### Request
Extract each line containing the string "отчество".
╭──
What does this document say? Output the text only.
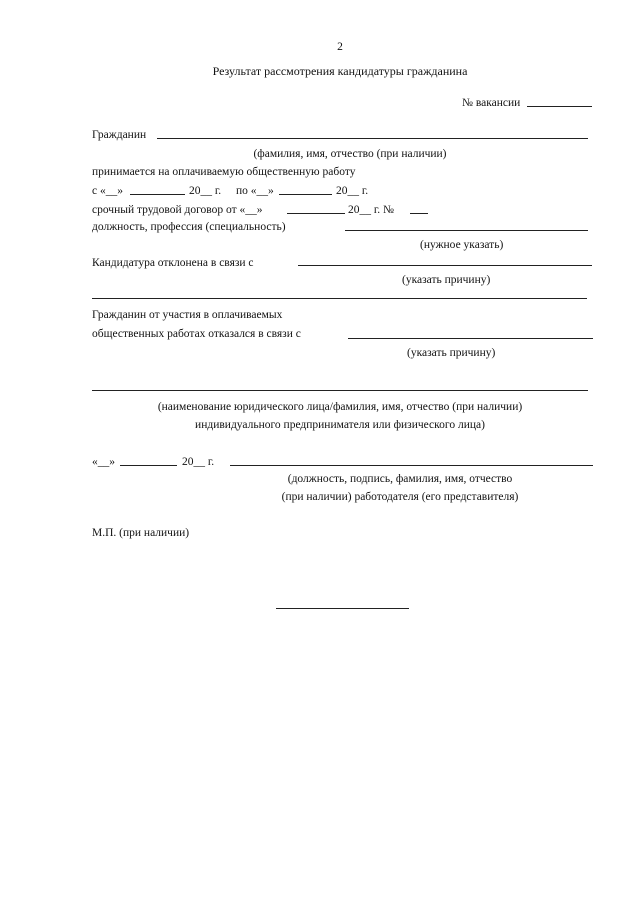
2
Результат рассмотрения кандидатуры гражданина
№ вакансии
Гражданин
(фамилия, имя, отчество (при наличии)
принимается на оплачиваемую общественную работу
с «__»	20__ г. по «__»	20__ г.
срочный трудовой договор от «__»	20__ г. №
должность, профессия (специальность)
(нужное указать)
Кандидатура отклонена в связи с
(указать причину)
Гражданин от участия в оплачиваемых
общественных работах отказался в связи с
(указать причину)
(наименование юридического лица/фамилия, имя, отчество (при наличии)
индивидуального предпринимателя или физического лица)
«__»	20__ г.
(должность, подпись, фамилия, имя, отчество
(при наличии) работодателя (его представителя)
М.П. (при наличии)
╰──
### Result of the task
(фамилия, имя, отчество (при наличии)
(наименование юридического лица/фамилия, имя, отчество (при наличии)
(должность, подпись, фамилия, имя, отчество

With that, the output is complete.